§ **Written task 1**: Reproduce the passage on graded conditionals from "The former two" up to and including "should be avoided.", word for word.

§ **Source text**:

A graded conditional $p{{\Box }\!\rightarrow }_k q$ is also regarded as a relative necessary sentences $[p]_kq$ and the properties of relative modal operator $[\cdot ]_k$ are examined in Murai et al. [12–14] in the following correspondence:

$$ \begin{array}{l|l}\hline \text{ Confidence } \text{ k }&{} \text{ Systems } \\ \hline 0<k\le \frac{1}{2} &{} EMD_CNP \\ \frac{1}{2}<k< 1 &{} EMDNP \\ \hline k=1 &{} KD \\ \hline \end{array}$$

The former two systems are not regular, so $R_k$ may be paraconsistent. The last one is normal so regular.

For $0<k\le \frac{1}{2}$, $R_k$ is complete but for some p and q, the both rules $p{{\Box }\!\rightarrow }_k q$ and $p{{\Box }\!\rightarrow }_k \lnot q$ may be generated. This should be avoided.

For $\frac{1}{2}<k<1$, $R_k$ is consistent but may be paracomplete.

§ **Material provided**:

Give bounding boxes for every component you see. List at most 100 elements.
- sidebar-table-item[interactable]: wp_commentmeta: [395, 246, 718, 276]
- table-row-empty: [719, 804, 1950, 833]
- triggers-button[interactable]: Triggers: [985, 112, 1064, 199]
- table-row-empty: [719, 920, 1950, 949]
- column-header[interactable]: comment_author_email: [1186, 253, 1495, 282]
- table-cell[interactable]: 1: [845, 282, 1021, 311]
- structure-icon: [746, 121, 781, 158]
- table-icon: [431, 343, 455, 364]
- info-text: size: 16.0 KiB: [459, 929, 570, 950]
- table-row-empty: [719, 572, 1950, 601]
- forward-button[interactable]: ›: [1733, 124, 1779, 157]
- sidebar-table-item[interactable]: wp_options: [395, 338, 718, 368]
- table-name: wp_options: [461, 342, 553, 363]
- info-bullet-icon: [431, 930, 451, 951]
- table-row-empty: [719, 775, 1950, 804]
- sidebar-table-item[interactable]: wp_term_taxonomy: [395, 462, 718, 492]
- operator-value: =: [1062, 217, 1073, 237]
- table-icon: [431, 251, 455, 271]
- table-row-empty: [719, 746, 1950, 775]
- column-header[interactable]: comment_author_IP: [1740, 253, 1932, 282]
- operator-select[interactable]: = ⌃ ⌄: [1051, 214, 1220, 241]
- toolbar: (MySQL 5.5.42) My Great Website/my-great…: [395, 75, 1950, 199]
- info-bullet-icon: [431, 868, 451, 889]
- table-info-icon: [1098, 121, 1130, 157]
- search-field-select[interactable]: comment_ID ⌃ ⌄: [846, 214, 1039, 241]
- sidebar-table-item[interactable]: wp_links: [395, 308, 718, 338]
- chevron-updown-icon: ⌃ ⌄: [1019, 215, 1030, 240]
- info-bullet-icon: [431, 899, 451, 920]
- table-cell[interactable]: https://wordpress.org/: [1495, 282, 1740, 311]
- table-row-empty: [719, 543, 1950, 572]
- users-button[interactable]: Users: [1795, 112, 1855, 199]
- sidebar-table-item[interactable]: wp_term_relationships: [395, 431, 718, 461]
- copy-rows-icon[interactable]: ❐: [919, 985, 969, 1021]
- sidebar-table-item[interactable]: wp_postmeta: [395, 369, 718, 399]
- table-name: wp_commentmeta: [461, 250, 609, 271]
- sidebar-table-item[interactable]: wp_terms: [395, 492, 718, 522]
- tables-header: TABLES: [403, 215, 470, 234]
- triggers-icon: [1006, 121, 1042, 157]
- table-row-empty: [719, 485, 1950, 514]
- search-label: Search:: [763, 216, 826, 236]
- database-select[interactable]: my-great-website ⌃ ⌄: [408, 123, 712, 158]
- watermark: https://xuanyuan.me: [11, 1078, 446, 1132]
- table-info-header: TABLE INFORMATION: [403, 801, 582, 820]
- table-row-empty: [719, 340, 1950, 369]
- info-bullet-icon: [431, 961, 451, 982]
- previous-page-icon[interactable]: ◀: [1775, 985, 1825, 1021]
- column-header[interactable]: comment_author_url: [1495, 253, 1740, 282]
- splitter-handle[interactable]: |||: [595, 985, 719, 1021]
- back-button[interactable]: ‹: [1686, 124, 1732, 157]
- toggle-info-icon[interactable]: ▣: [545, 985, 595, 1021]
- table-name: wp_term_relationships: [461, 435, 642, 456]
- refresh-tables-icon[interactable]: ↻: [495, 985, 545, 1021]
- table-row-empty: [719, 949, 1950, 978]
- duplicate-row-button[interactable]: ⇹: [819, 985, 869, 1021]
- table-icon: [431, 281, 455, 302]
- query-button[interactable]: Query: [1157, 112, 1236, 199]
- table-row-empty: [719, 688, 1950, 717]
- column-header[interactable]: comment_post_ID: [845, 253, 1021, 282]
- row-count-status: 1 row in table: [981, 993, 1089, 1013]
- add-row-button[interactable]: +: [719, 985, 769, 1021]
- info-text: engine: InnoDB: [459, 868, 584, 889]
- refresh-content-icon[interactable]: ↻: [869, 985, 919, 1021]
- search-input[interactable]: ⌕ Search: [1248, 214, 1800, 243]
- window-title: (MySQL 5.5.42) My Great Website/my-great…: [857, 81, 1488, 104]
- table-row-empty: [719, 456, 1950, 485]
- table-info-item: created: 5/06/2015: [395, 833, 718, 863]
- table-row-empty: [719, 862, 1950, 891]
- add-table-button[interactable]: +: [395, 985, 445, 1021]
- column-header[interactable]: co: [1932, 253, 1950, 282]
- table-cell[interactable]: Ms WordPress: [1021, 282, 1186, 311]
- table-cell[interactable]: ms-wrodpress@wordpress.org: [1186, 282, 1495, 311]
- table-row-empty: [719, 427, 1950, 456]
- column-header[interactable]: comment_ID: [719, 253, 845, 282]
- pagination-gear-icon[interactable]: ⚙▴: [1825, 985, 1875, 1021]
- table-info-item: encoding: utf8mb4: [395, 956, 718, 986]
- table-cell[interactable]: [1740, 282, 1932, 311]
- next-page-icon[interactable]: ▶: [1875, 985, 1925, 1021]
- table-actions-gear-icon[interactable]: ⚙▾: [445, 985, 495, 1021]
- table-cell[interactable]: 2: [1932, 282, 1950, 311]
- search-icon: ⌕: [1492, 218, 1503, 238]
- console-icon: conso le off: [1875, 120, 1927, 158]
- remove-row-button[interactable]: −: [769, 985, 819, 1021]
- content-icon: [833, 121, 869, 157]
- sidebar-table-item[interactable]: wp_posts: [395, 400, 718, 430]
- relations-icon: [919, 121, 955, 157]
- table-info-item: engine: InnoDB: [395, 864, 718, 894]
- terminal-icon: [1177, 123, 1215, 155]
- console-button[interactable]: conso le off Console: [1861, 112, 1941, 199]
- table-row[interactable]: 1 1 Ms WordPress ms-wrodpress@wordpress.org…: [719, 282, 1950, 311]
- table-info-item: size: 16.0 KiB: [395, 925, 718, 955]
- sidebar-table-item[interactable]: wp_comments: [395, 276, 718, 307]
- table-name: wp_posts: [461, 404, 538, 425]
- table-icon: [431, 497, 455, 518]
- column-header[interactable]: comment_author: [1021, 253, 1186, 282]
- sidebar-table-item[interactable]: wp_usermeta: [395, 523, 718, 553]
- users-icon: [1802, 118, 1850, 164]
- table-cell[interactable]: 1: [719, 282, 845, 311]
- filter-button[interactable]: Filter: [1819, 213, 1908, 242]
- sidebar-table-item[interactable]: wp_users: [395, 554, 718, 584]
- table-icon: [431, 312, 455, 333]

§ **Written task 2**: Write out the listing from its first line up to and including the line with "308, 718, 338]", keeping every line unchanged.

§ **Exercise solution 1**:
The former two systems are not regular, so $R_k$ may be paraconsistent. The last one is normal so regular.

For $0<k\le \frac{1}{2}$, $R_k$ is complete but for some p and q, the both rules $p{{\Box }\!\rightarrow }_k q$ and $p{{\Box }\!\rightarrow }_k \lnot q$ may be generated. This should be avoided.

§ **Exercise solution 2**:
Give bounding boxes for every component you see. List at most 100 elements.
- sidebar-table-item[interactable]: wp_commentmeta: [395, 246, 718, 276]
- table-row-empty: [719, 804, 1950, 833]
- triggers-button[interactable]: Triggers: [985, 112, 1064, 199]
- table-row-empty: [719, 920, 1950, 949]
- column-header[interactable]: comment_author_email: [1186, 253, 1495, 282]
- table-cell[interactable]: 1: [845, 282, 1021, 311]
- structure-icon: [746, 121, 781, 158]
- table-icon: [431, 343, 455, 364]
- info-text: size: 16.0 KiB: [459, 929, 570, 950]
- table-row-empty: [719, 572, 1950, 601]
- forward-button[interactable]: ›: [1733, 124, 1779, 157]
- sidebar-table-item[interactable]: wp_options: [395, 338, 718, 368]
- table-name: wp_options: [461, 342, 553, 363]
- info-bullet-icon: [431, 930, 451, 951]
- table-row-empty: [719, 775, 1950, 804]
- sidebar-table-item[interactable]: wp_term_taxonomy: [395, 462, 718, 492]
- operator-value: =: [1062, 217, 1073, 237]
- table-icon: [431, 251, 455, 271]
- table-row-empty: [719, 746, 1950, 775]
- column-header[interactable]: comment_author_IP: [1740, 253, 1932, 282]
- operator-select[interactable]: = ⌃ ⌄: [1051, 214, 1220, 241]
- toolbar: (MySQL 5.5.42) My Great Website/my-great…: [395, 75, 1950, 199]
- info-bullet-icon: [431, 868, 451, 889]
- table-info-icon: [1098, 121, 1130, 157]
- search-field-select[interactable]: comment_ID ⌃ ⌄: [846, 214, 1039, 241]
- sidebar-table-item[interactable]: wp_links: [395, 308, 718, 338]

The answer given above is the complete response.